> _GIVEN INFORMATION_
>> Start
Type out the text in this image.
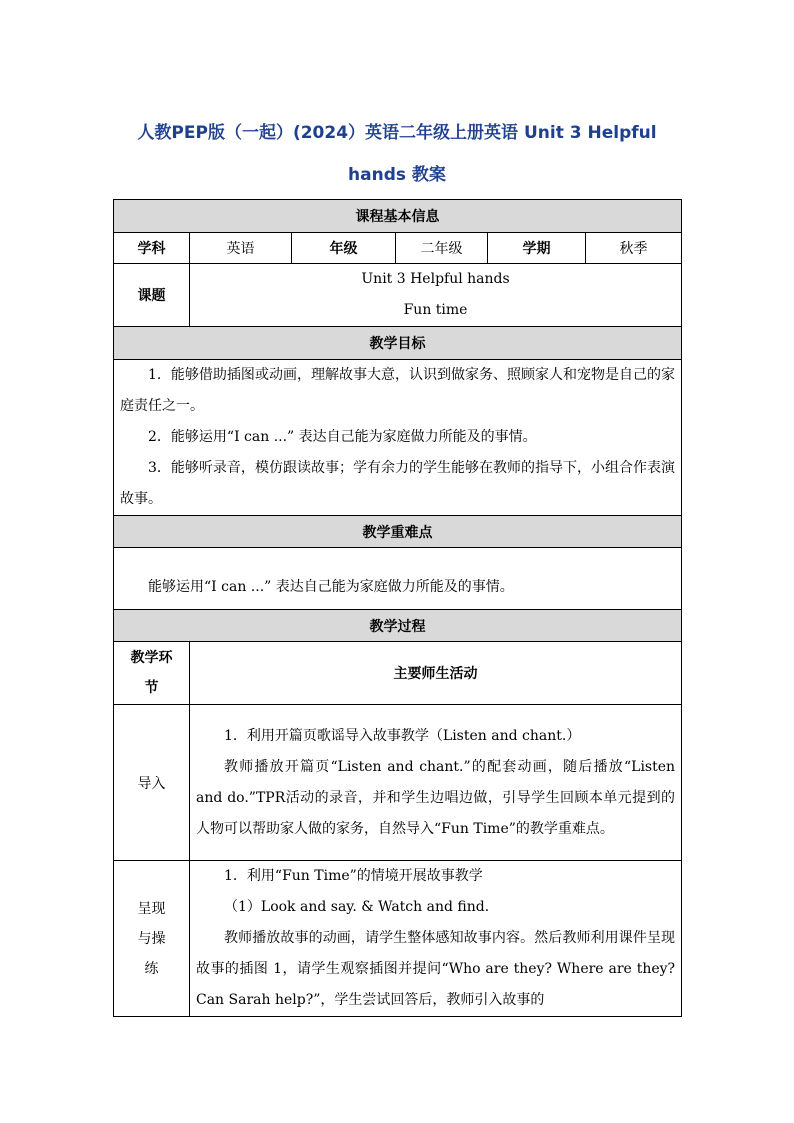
人教PEP版（一起）(2024）英语二年级上册英语 Unit 3 Helpful
hands 教案
课程基本信息					
学科	英语	年级	二年级	学期	秋季
课题	Unit 3 Helpful hands
Fun time				

教学目标					

1．能够借助插图或动画，理解故事大意，认识到做家务、照顾家人和宠物是自己的家庭责任之一。

2．能够运用“I can ...” 表达自己能为家庭做力所能及的事情。

3．能够听录音，模仿跟读故事；学有余力的学生能够在教师的指导下，小组合作表演故事。					

教学重难点					

能够运用“I can ...” 表达自己能为家庭做力所能及的事情。					

教学过程					
教学环节	主要师生活动				
导入	1．利用开篇页歌谣导入故事教学（Listen and chant.）

教师播放开篇页“Listen and chant.”的配套动画，随后播放“Listen and do.”TPR活动的录音，并和学生边唱边做，引导学生回顾本单元提到的人物可以帮助家人做的家务，自然导入“Fun Time”的教学重难点。				

呈现与操练	1．利用“Fun Time”的情境开展故事教学

（1）Look and say. & Watch and find.

教师播放故事的动画，请学生整体感知故事内容。然后教师利用课件呈现故事的插图 1，请学生观察插图并提问“Who are they? Where are they? Can Sarah help?”，学生尝试回答后，教师引入故事的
>> End
> _GIVEN EXERCISE_
Take the records above and transcribe them exactly, dropping every picture.

> _CORRECT ANSWER_
Type out the text in this image.
人教PEP版（一起）(2024）英语二年级上册英语 Unit 3 Helpful
hands 教案
课程基本信息					
学科	英语	年级	二年级	学期	秋季
课题	Unit 3 Helpful hands
Fun time				

教学目标					

1．能够借助插图或动画，理解故事大意，认识到做家务、照顾家人和宠物是自己的家庭责任之一。

2．能够运用“I can ...” 表达自己能为家庭做力所能及的事情。

3．能够听录音，模仿跟读故事；学有余力的学生能够在教师的指导下，小组合作表演故事。					

教学重难点					

能够运用“I can ...” 表达自己能为家庭做力所能及的事情。					

教学过程					
教学环节	主要师生活动				
导入	1．利用开篇页歌谣导入故事教学（Listen and chant.）

教师播放开篇页“Listen and chant.”的配套动画，随后播放“Listen and do.”TPR活动的录音，并和学生边唱边做，引导学生回顾本单元提到的人物可以帮助家人做的家务，自然导入“Fun Time”的教学重难点。				

呈现与操练	1．利用“Fun Time”的情境开展故事教学

（1）Look and say. & Watch and find.

教师播放故事的动画，请学生整体感知故事内容。然后教师利用课件呈现故事的插图 1，请学生观察插图并提问“Who are they? Where are they? Can Sarah help?”，学生尝试回答后，教师引入故事的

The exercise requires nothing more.